───── Input data ─────

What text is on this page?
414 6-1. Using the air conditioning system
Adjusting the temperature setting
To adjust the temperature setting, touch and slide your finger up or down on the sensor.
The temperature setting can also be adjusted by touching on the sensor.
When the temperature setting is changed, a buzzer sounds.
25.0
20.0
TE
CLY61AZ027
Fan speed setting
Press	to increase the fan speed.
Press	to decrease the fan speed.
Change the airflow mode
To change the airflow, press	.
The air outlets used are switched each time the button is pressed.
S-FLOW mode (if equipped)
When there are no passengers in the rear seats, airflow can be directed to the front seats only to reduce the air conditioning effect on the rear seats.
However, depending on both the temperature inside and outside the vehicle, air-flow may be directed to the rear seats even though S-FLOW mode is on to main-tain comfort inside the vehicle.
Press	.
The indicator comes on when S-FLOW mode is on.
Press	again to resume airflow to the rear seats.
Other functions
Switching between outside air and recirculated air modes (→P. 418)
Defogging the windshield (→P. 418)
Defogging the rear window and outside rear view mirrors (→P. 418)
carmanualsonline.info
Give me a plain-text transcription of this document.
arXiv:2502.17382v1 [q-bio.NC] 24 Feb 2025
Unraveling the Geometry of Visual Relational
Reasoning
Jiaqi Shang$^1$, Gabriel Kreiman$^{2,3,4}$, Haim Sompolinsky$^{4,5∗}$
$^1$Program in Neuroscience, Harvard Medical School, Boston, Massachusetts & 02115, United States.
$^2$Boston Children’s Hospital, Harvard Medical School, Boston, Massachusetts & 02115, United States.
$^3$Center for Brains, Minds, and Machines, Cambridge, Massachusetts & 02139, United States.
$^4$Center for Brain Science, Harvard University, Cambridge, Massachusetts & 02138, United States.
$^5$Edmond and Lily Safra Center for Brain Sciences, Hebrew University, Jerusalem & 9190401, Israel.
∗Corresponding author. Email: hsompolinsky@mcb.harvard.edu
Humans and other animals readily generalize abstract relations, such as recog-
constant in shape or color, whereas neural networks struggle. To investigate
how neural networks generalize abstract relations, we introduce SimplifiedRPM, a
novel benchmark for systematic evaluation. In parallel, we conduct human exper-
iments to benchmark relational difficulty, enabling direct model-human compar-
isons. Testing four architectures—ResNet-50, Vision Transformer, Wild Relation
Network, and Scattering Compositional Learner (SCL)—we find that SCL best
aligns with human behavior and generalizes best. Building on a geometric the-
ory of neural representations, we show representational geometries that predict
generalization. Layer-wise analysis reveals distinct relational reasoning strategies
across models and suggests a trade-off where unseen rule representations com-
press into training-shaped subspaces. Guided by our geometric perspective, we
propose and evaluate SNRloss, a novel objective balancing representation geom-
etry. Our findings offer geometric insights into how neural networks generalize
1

─────

■ **Problem to solve**
From the records above, pick out and copy each line holding the word "States".

■ **Answer for the task**
$^1$Program in Neuroscience, Harvard Medical School, Boston, Massachusetts & 02115, United States.
$^2$Boston Children’s Hospital, Harvard Medical School, Boston, Massachusetts & 02115, United States.
$^3$Center for Brains, Minds, and Machines, Cambridge, Massachusetts & 02139, United States.
$^4$Center for Brain Science, Harvard University, Cambridge, Massachusetts & 02138, United States.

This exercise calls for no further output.